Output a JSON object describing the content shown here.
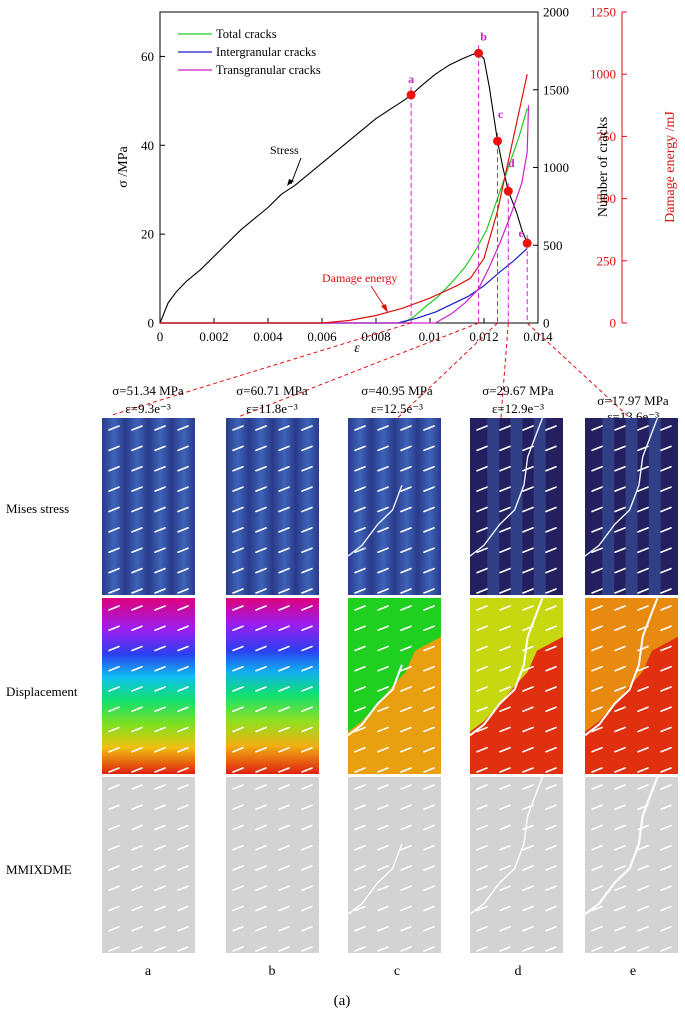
{
  "chart_data": {
    "type": "line",
    "x_axis": {
      "label": "ε",
      "lim": [
        0,
        0.014
      ],
      "ticks": [
        0,
        0.002,
        0.004,
        0.006,
        0.008,
        0.01,
        0.012,
        0.014
      ],
      "tick_labels": [
        "0",
        "0.002",
        "0.004",
        "0.006",
        "0.008",
        "0.01",
        "0.012",
        "0.014"
      ]
    },
    "y_left": {
      "label": "σ /MPa",
      "lim": [
        0,
        70
      ],
      "ticks": [
        0,
        20,
        40,
        60
      ],
      "tick_labels": [
        "0",
        "20",
        "40",
        "60"
      ]
    },
    "y_right_cracks": {
      "label": "Number of cracks",
      "lim": [
        0,
        2000
      ],
      "ticks": [
        0,
        500,
        1000,
        1500,
        2000
      ],
      "tick_labels": [
        "0",
        "500",
        "1000",
        "1500",
        "2000"
      ]
    },
    "y_right_energy": {
      "label": "Damage energy /mJ",
      "lim": [
        0,
        1250
      ],
      "ticks": [
        0,
        250,
        500,
        750,
        1000,
        1250
      ],
      "tick_labels": [
        "0",
        "250",
        "500",
        "750",
        "1000",
        "1250"
      ]
    },
    "legend": {
      "position": "top-left",
      "entries": [
        {
          "name": "Total cracks",
          "color": "#22cc22"
        },
        {
          "name": "Intergranular cracks",
          "color": "#1a1acc"
        },
        {
          "name": "Transgranular cracks",
          "color": "#cc22cc"
        }
      ]
    },
    "annotations": {
      "stress": "Stress",
      "damage": "Damage energy"
    },
    "series": [
      {
        "name": "Stress",
        "axis": "left",
        "color": "#000000",
        "x": [
          0,
          0.0003,
          0.0006,
          0.001,
          0.0015,
          0.002,
          0.0025,
          0.003,
          0.0035,
          0.004,
          0.0045,
          0.005,
          0.0055,
          0.006,
          0.0065,
          0.007,
          0.0075,
          0.008,
          0.0085,
          0.009,
          0.0093,
          0.0097,
          0.0102,
          0.0107,
          0.0112,
          0.0116,
          0.0118,
          0.012,
          0.0122,
          0.0124,
          0.0125,
          0.0127,
          0.0129,
          0.0132,
          0.0134,
          0.0136
        ],
        "y": [
          0,
          4.5,
          7,
          9.5,
          12,
          15,
          18,
          21,
          23.5,
          26,
          29,
          31,
          33.5,
          36,
          38.5,
          41,
          43.5,
          46,
          48,
          50,
          51.3,
          53.5,
          56,
          58,
          59.5,
          60.5,
          60.7,
          59.5,
          53,
          45,
          41,
          35,
          29.7,
          25,
          21,
          18
        ]
      },
      {
        "name": "Total cracks",
        "axis": "cracks",
        "color": "#22cc22",
        "x": [
          0,
          0.009,
          0.0094,
          0.0098,
          0.0103,
          0.0108,
          0.0113,
          0.0117,
          0.0121,
          0.0125,
          0.0129,
          0.0133,
          0.0136
        ],
        "y": [
          0,
          0,
          40,
          100,
          170,
          260,
          360,
          470,
          600,
          800,
          1000,
          1200,
          1380
        ]
      },
      {
        "name": "Intergranular cracks",
        "axis": "cracks",
        "color": "#1a1acc",
        "x": [
          0,
          0.0088,
          0.0095,
          0.0102,
          0.0108,
          0.0114,
          0.012,
          0.0126,
          0.0131,
          0.0136
        ],
        "y": [
          0,
          0,
          30,
          70,
          120,
          170,
          240,
          330,
          400,
          480
        ]
      },
      {
        "name": "Transgranular cracks",
        "axis": "cracks",
        "color": "#cc22cc",
        "x": [
          0,
          0.0102,
          0.0108,
          0.0113,
          0.0118,
          0.0122,
          0.0126,
          0.013,
          0.0134,
          0.0136,
          0.01365
        ],
        "y": [
          0,
          0,
          60,
          130,
          220,
          360,
          520,
          700,
          900,
          1100,
          1400
        ]
      },
      {
        "name": "Damage energy",
        "axis": "energy",
        "color": "#dd1111",
        "x": [
          0,
          0.006,
          0.007,
          0.008,
          0.009,
          0.01,
          0.011,
          0.0115,
          0.012,
          0.0125,
          0.013,
          0.0133,
          0.0136
        ],
        "y": [
          0,
          0,
          10,
          30,
          60,
          100,
          150,
          180,
          260,
          450,
          700,
          850,
          1000
        ]
      }
    ],
    "points": [
      {
        "label": "a",
        "x": 0.0093,
        "y": 51.34
      },
      {
        "label": "b",
        "x": 0.0118,
        "y": 60.71
      },
      {
        "label": "c",
        "x": 0.0125,
        "y": 40.95
      },
      {
        "label": "d",
        "x": 0.0129,
        "y": 29.67
      },
      {
        "label": "e",
        "x": 0.0136,
        "y": 17.97
      }
    ]
  },
  "states": [
    {
      "sigma": "σ=51.34 MPa",
      "eps": "ε=9.3e⁻³",
      "letter": "a",
      "fracture": 0
    },
    {
      "sigma": "σ=60.71 MPa",
      "eps": "ε=11.8e⁻³",
      "letter": "b",
      "fracture": 0
    },
    {
      "sigma": "σ=40.95 MPa",
      "eps": "ε=12.5e⁻³",
      "letter": "c",
      "fracture": 1
    },
    {
      "sigma": "σ=29.67 MPa",
      "eps": "ε=12.9e⁻³",
      "letter": "d",
      "fracture": 2
    },
    {
      "sigma": "σ=17.97 MPa",
      "eps": "ε=13.6e⁻³",
      "letter": "e",
      "fracture": 3
    }
  ],
  "row_labels": [
    "Mises stress",
    "Displacement",
    "MMIXDME"
  ],
  "caption": "(a)"
}
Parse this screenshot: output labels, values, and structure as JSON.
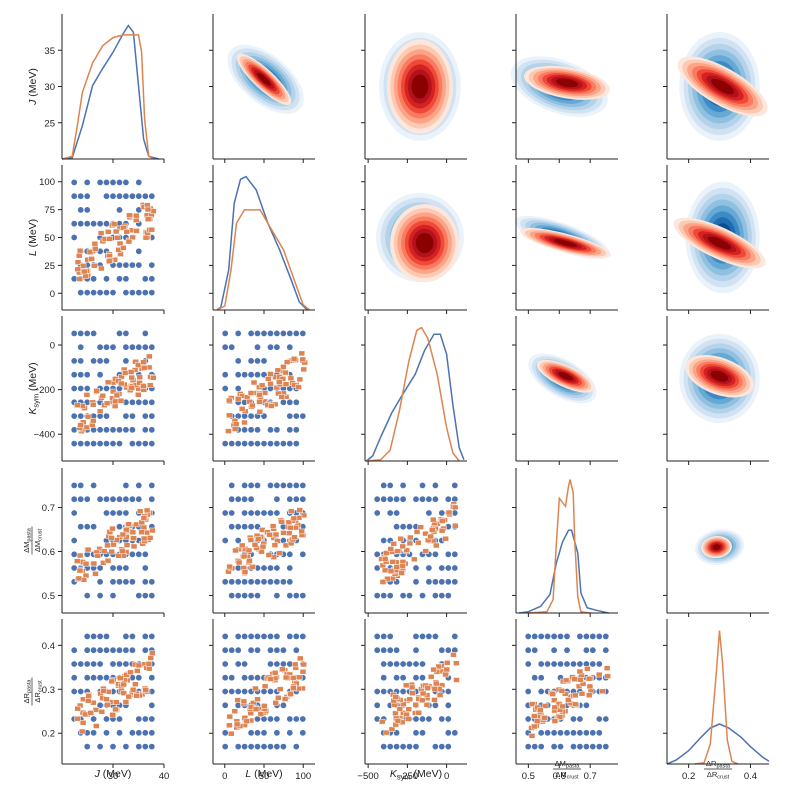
{
  "chart_data": {
    "type": "pairplot",
    "variables": [
      {
        "key": "J",
        "main": "J",
        "sub": "",
        "unit": "(MeV)",
        "range": [
          20,
          40
        ]
      },
      {
        "key": "L",
        "main": "L",
        "sub": "",
        "unit": "(MeV)",
        "range": [
          -15,
          115
        ]
      },
      {
        "key": "Ksym",
        "main": "K",
        "sub": "sym",
        "unit": "(MeV)",
        "range": [
          -520,
          130
        ]
      },
      {
        "key": "dMfrac",
        "frac": true,
        "num_main": "ΔM",
        "num_sub": "pasta",
        "den_main": "ΔM",
        "den_sub": "crust",
        "range": [
          0.46,
          0.79
        ]
      },
      {
        "key": "dRfrac",
        "frac": true,
        "num_main": "ΔR",
        "num_sub": "pasta",
        "den_main": "ΔR",
        "den_sub": "crust",
        "range": [
          0.13,
          0.46
        ]
      }
    ],
    "series": [
      {
        "name": "blue",
        "color": "#4c72b0",
        "marker": "circle",
        "colormap": "Blues"
      },
      {
        "name": "orange",
        "color": "#dd8452",
        "marker": "square",
        "colormap": "Reds"
      }
    ],
    "y_ticks": [
      {
        "row": 0,
        "values": [
          25,
          30,
          35
        ],
        "labels": [
          "25",
          "30",
          "35"
        ]
      },
      {
        "row": 1,
        "values": [
          0,
          25,
          50,
          75,
          100
        ],
        "labels": [
          "0",
          "25",
          "50",
          "75",
          "100"
        ]
      },
      {
        "row": 2,
        "values": [
          -400,
          -200,
          0
        ],
        "labels": [
          "−400",
          "−200",
          "0"
        ]
      },
      {
        "row": 3,
        "values": [
          0.5,
          0.6,
          0.7
        ],
        "labels": [
          "0.5",
          "0.6",
          "0.7"
        ]
      },
      {
        "row": 4,
        "values": [
          0.2,
          0.3,
          0.4
        ],
        "labels": [
          "0.2",
          "0.3",
          "0.4"
        ]
      }
    ],
    "x_ticks": [
      {
        "col": 0,
        "values": [
          30,
          40
        ],
        "labels": [
          "30",
          "40"
        ]
      },
      {
        "col": 1,
        "values": [
          0,
          50,
          100
        ],
        "labels": [
          "0",
          "50",
          "100"
        ]
      },
      {
        "col": 2,
        "values": [
          -500,
          -250,
          0
        ],
        "labels": [
          "−500",
          "−250",
          "0"
        ]
      },
      {
        "col": 3,
        "values": [
          0.5,
          0.6,
          0.7
        ],
        "labels": [
          "0.5",
          "0.6",
          "0.7"
        ]
      },
      {
        "col": 4,
        "values": [
          0.2,
          0.4
        ],
        "labels": [
          "0.2",
          "0.4"
        ]
      }
    ],
    "kde_diag": [
      {
        "var": 0,
        "blue": [
          [
            20,
            0
          ],
          [
            22,
            0.01
          ],
          [
            24,
            0.25
          ],
          [
            26,
            0.55
          ],
          [
            28,
            0.68
          ],
          [
            30,
            0.8
          ],
          [
            32,
            0.94
          ],
          [
            33,
            1.0
          ],
          [
            34,
            0.95
          ],
          [
            35,
            0.55
          ],
          [
            36,
            0.15
          ],
          [
            37,
            0.02
          ],
          [
            39,
            0
          ]
        ],
        "orange": [
          [
            20,
            0
          ],
          [
            22,
            0.02
          ],
          [
            23,
            0.25
          ],
          [
            24,
            0.5
          ],
          [
            26,
            0.72
          ],
          [
            28,
            0.85
          ],
          [
            30,
            0.91
          ],
          [
            32,
            0.93
          ],
          [
            35,
            0.93
          ],
          [
            35.6,
            0.8
          ],
          [
            36.2,
            0.3
          ],
          [
            37,
            0.02
          ],
          [
            38,
            0
          ]
        ]
      },
      {
        "var": 1,
        "blue": [
          [
            -10,
            0
          ],
          [
            -5,
            0.02
          ],
          [
            5,
            0.3
          ],
          [
            12,
            0.8
          ],
          [
            20,
            0.98
          ],
          [
            27,
            1.0
          ],
          [
            40,
            0.9
          ],
          [
            55,
            0.65
          ],
          [
            70,
            0.45
          ],
          [
            85,
            0.22
          ],
          [
            95,
            0.06
          ],
          [
            105,
            0
          ]
        ],
        "orange": [
          [
            -10,
            0
          ],
          [
            0,
            0.03
          ],
          [
            8,
            0.3
          ],
          [
            15,
            0.65
          ],
          [
            25,
            0.75
          ],
          [
            45,
            0.75
          ],
          [
            60,
            0.6
          ],
          [
            75,
            0.45
          ],
          [
            90,
            0.2
          ],
          [
            100,
            0.04
          ],
          [
            108,
            0
          ]
        ]
      },
      {
        "var": 2,
        "blue": [
          [
            -510,
            0
          ],
          [
            -470,
            0.04
          ],
          [
            -420,
            0.18
          ],
          [
            -350,
            0.36
          ],
          [
            -280,
            0.5
          ],
          [
            -200,
            0.65
          ],
          [
            -140,
            0.83
          ],
          [
            -80,
            0.95
          ],
          [
            -40,
            0.95
          ],
          [
            0,
            0.8
          ],
          [
            40,
            0.42
          ],
          [
            80,
            0.1
          ],
          [
            110,
            0.01
          ]
        ],
        "orange": [
          [
            -510,
            0
          ],
          [
            -420,
            0.01
          ],
          [
            -360,
            0.08
          ],
          [
            -300,
            0.38
          ],
          [
            -240,
            0.75
          ],
          [
            -190,
            0.98
          ],
          [
            -160,
            1.0
          ],
          [
            -120,
            0.92
          ],
          [
            -60,
            0.65
          ],
          [
            0,
            0.25
          ],
          [
            40,
            0.06
          ],
          [
            80,
            0
          ]
        ]
      },
      {
        "var": 3,
        "blue": [
          [
            0.47,
            0
          ],
          [
            0.5,
            0.01
          ],
          [
            0.54,
            0.05
          ],
          [
            0.57,
            0.14
          ],
          [
            0.59,
            0.37
          ],
          [
            0.61,
            0.53
          ],
          [
            0.63,
            0.62
          ],
          [
            0.64,
            0.62
          ],
          [
            0.66,
            0.45
          ],
          [
            0.67,
            0.15
          ],
          [
            0.69,
            0.04
          ],
          [
            0.72,
            0.02
          ],
          [
            0.76,
            0
          ]
        ],
        "orange": [
          [
            0.5,
            0
          ],
          [
            0.56,
            0.01
          ],
          [
            0.58,
            0.1
          ],
          [
            0.59,
            0.5
          ],
          [
            0.6,
            0.86
          ],
          [
            0.61,
            0.83
          ],
          [
            0.62,
            0.8
          ],
          [
            0.63,
            0.95
          ],
          [
            0.635,
            1.0
          ],
          [
            0.645,
            0.9
          ],
          [
            0.65,
            0.55
          ],
          [
            0.66,
            0.12
          ],
          [
            0.67,
            0.01
          ],
          [
            0.7,
            0
          ]
        ]
      },
      {
        "var": 4,
        "blue": [
          [
            0.13,
            0
          ],
          [
            0.16,
            0.03
          ],
          [
            0.2,
            0.1
          ],
          [
            0.24,
            0.2
          ],
          [
            0.27,
            0.27
          ],
          [
            0.3,
            0.3
          ],
          [
            0.33,
            0.27
          ],
          [
            0.37,
            0.2
          ],
          [
            0.4,
            0.13
          ],
          [
            0.44,
            0.05
          ],
          [
            0.46,
            0.02
          ]
        ],
        "orange": [
          [
            0.22,
            0
          ],
          [
            0.25,
            0.01
          ],
          [
            0.27,
            0.15
          ],
          [
            0.29,
            0.7
          ],
          [
            0.3,
            1.0
          ],
          [
            0.31,
            0.75
          ],
          [
            0.325,
            0.18
          ],
          [
            0.34,
            0.02
          ],
          [
            0.36,
            0
          ]
        ]
      }
    ],
    "kde_upper": [
      {
        "row": 0,
        "col": 1,
        "blue": [
          {
            "x": [
              -10,
              110
            ],
            "y": [
              20,
              38
            ],
            "cx": 52,
            "cy": 31,
            "rx": 58,
            "ry": 3.3,
            "ang": 40
          }
        ],
        "orange": [
          {
            "cx": 50,
            "cy": 31,
            "rx": 46,
            "ry": 1.4,
            "ang": 43
          }
        ]
      },
      {
        "row": 0,
        "col": 2,
        "blue": [
          {
            "cx": -170,
            "cy": 30,
            "rx": 260,
            "ry": 7.5,
            "ang": 0
          }
        ],
        "orange": [
          {
            "cx": -170,
            "cy": 30,
            "rx": 210,
            "ry": 6.5,
            "ang": 0
          }
        ]
      },
      {
        "row": 0,
        "col": 3,
        "blue": [
          {
            "cx": 0.6,
            "cy": 30,
            "rx": 0.085,
            "ry": 7,
            "ang": -70
          }
        ],
        "orange": [
          {
            "cx": 0.625,
            "cy": 30.5,
            "rx": 0.05,
            "ry": 6,
            "ang": -80
          }
        ]
      },
      {
        "row": 0,
        "col": 4,
        "blue": [
          {
            "cx": 0.3,
            "cy": 30,
            "rx": 0.13,
            "ry": 7.5,
            "ang": 0
          }
        ],
        "orange": [
          {
            "cx": 0.31,
            "cy": 30,
            "rx": 0.06,
            "ry": 7,
            "ang": -60
          }
        ]
      },
      {
        "row": 1,
        "col": 2,
        "blue": [
          {
            "cx": -170,
            "cy": 50,
            "rx": 280,
            "ry": 40,
            "ang": 0
          }
        ],
        "orange": [
          {
            "cx": -140,
            "cy": 45,
            "rx": 220,
            "ry": 35,
            "ang": 0
          }
        ]
      },
      {
        "row": 1,
        "col": 3,
        "blue": [
          {
            "cx": 0.61,
            "cy": 50,
            "rx": 0.045,
            "ry": 45,
            "ang": -70
          }
        ],
        "orange": [
          {
            "cx": 0.62,
            "cy": 45,
            "rx": 0.03,
            "ry": 42,
            "ang": -75
          }
        ]
      },
      {
        "row": 1,
        "col": 4,
        "blue": [
          {
            "cx": 0.31,
            "cy": 50,
            "rx": 0.12,
            "ry": 50,
            "ang": 0
          }
        ],
        "orange": [
          {
            "cx": 0.3,
            "cy": 45,
            "rx": 0.05,
            "ry": 45,
            "ang": -65
          }
        ]
      },
      {
        "row": 2,
        "col": 3,
        "blue": [
          {
            "cx": 0.61,
            "cy": -150,
            "rx": 0.06,
            "ry": 170,
            "ang": -60
          }
        ],
        "orange": [
          {
            "cx": 0.62,
            "cy": -140,
            "rx": 0.035,
            "ry": 140,
            "ang": -65
          }
        ]
      },
      {
        "row": 2,
        "col": 4,
        "blue": [
          {
            "cx": 0.3,
            "cy": -150,
            "rx": 0.13,
            "ry": 200,
            "ang": 0
          }
        ],
        "orange": [
          {
            "cx": 0.3,
            "cy": -140,
            "rx": 0.06,
            "ry": 160,
            "ang": -70
          }
        ]
      },
      {
        "row": 3,
        "col": 4,
        "blue": [
          {
            "cx": 0.3,
            "cy": 0.61,
            "rx": 0.08,
            "ry": 0.04,
            "ang": -10
          }
        ],
        "orange": [
          {
            "cx": 0.29,
            "cy": 0.61,
            "rx": 0.05,
            "ry": 0.025,
            "ang": -5
          }
        ]
      }
    ]
  }
}
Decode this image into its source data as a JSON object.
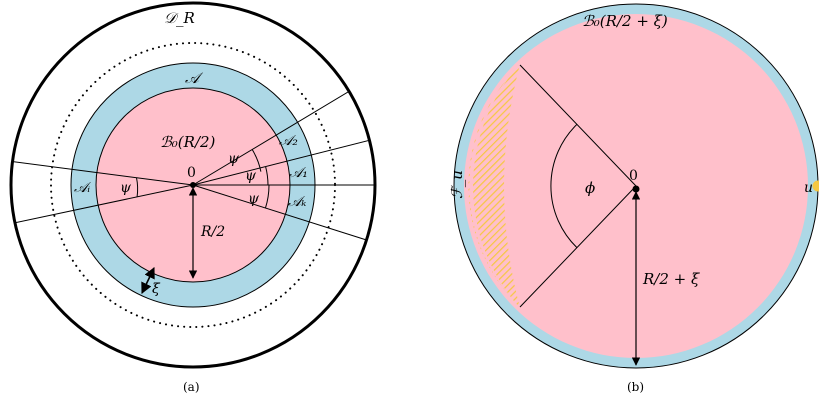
****************************************
* **Given request**
Your answer should be a single number: the count of lines in the listing that contain the word "Damage".

* **Correct output**
3